▶ _Supplied passage_
•••••

Study advances understanding of bacterial bioterrorism agent

Vanderbilt researchers have identified a critical regulatory factor in Bacillus anthracis, the bacterium that causes the disease anthrax and has been used as a biological weapon. The findings, reported in the journal Nature Communications, provide new insights into bacterial gene regulation and may guide novel antibacterial therapeutic strategies.

B. anthracis forms dormant spores—the infectious form of the bug—that can survive in the environment for decades. Although rare in the U.S., B. anthracis is found in soil around the world and causes severe disease in livestock, wild animals and people.

It is considered one of the most likely agents to be used for bioterrorism, because of the long-lived spores that can be released without detection, for example in powders, sprays, food or water. In 2001, powdered B. anthracis spores mailed in letters in the U.S. caused anthrax in 22 people; five of them died.

Like other bacteria, B. anthracis has evolved systems that enable its survival and multiplication in the hostile host environment. These “two-component systems” (TCSs) include a sensor protein that detects stress and a responder protein that alters gene expression to cope with the stressor. Some TCSs also have other modulator proteins.

“Two-component systems are prevalent in bacteria, but they are absent in humans and animals, which makes them attractive targets for developing novel antibacterial agents,” said Eric Skaar, Ph.D., MPH, Ernest W. Goodpasture Professor of Pathology, Microbiology and Immunology and director of the Vanderbilt Institute for Infection, Immunology and Inflammation.

Skaar’s team previously characterized the B. anthracis TCS called HitRS, which responds to disruptions of the cell envelope (the protective outer layers of the bacterium). It was unclear, Skaar said, how HitRS signaling is regulated to ensure response specificity in times of cell envelope damage.

Postdoctoral fellow Hualiang Pi, Ph.D., led studies to search for regulators of HitRS. Using an unbiased genetic selection strategy, the researchers identified a regulatory protein they named KrrA. They found that KrrA functions as an RNA-binding protein that binds to the HitRS messenger RNA (mRNA, the “expressed” form of the gene that is ready to be translated into protein) and modulates its stability.

•••••

▶ _Set of tasks_
[1] Answer these questions from the anthrax study article:
(a) In which journal were the findings reported?
(b) How many people got anthrax from the spores mailed in letters in 2001?
(c) What name did the researchers give the regulatory protein they identified?
[2] Please copy part of the anthrax study article word for word, starting at the words "Skaar’s team previously" and ending after the words "modulates its stability.".
[3] For each statement, say whether it agrees with the anthrax study article, and quote the words of the article that settle it:
(a) B. anthracis is common in the U.S.
(b) Two-component systems are found in humans.
(c) HitRS responds to disruptions of the cell envelope.

•••••

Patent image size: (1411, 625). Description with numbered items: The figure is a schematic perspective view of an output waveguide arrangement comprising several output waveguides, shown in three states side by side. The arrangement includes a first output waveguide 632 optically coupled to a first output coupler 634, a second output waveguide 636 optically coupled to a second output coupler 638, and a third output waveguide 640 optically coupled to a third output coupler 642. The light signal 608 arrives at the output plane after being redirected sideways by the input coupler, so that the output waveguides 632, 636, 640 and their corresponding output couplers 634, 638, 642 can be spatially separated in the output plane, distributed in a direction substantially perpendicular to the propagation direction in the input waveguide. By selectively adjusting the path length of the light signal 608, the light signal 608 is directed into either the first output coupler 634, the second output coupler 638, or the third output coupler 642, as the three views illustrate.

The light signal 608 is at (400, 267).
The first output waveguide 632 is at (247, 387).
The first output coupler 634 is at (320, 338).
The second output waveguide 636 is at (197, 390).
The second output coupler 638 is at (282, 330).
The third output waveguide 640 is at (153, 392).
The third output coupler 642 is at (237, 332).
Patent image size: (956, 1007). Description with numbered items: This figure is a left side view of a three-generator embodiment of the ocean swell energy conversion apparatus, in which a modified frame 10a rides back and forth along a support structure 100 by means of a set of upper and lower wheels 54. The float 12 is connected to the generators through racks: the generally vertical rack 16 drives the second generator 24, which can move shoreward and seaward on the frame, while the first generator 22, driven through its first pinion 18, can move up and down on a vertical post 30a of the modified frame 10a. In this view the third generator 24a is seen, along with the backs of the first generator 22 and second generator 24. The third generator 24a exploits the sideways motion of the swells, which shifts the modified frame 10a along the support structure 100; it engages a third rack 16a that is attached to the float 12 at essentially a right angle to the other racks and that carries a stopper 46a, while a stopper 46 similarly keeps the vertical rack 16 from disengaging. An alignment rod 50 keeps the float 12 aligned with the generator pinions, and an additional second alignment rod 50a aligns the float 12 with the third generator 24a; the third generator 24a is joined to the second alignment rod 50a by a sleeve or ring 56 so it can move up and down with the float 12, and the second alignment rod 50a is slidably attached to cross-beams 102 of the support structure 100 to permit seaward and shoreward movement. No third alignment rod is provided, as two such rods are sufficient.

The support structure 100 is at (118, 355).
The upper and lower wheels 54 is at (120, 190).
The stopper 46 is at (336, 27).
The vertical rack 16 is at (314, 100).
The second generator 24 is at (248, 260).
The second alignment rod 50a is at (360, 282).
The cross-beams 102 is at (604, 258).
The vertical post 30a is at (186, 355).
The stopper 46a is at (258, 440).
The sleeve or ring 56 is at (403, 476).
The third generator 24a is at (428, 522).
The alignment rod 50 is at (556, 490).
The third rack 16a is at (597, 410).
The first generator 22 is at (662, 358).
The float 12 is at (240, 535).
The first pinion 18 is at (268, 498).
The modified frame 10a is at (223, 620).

•••••

▶ _Answers by item number_
[1]
(a) Nature Communications
(b) 22 people
(c) KrrA

[2]
Skaar’s team previously characterized the B. anthracis TCS called HitRS, which responds to disruptions of the cell envelope (the protective outer layers of the bacterium). It was unclear, Skaar said, how HitRS signaling is regulated to ensure response specificity in times of cell envelope damage.

Postdoctoral fellow Hualiang Pi, Ph.D., led studies to search for regulators of HitRS. Using an unbiased genetic selection strategy, the researchers identified a regulatory protein they named KrrA. They found that KrrA functions as an RNA-binding protein that binds to the HitRS messenger RNA (mRNA, the “expressed” form of the gene that is ready to be translated into protein) and modulates its stability.

[3]
(a) No: "Although rare in the U.S., B. anthracis is found in soil around the world"
(b) No: "they are absent in humans and animals"
(c) Yes: "HitRS, which responds to disruptions of the cell envelope"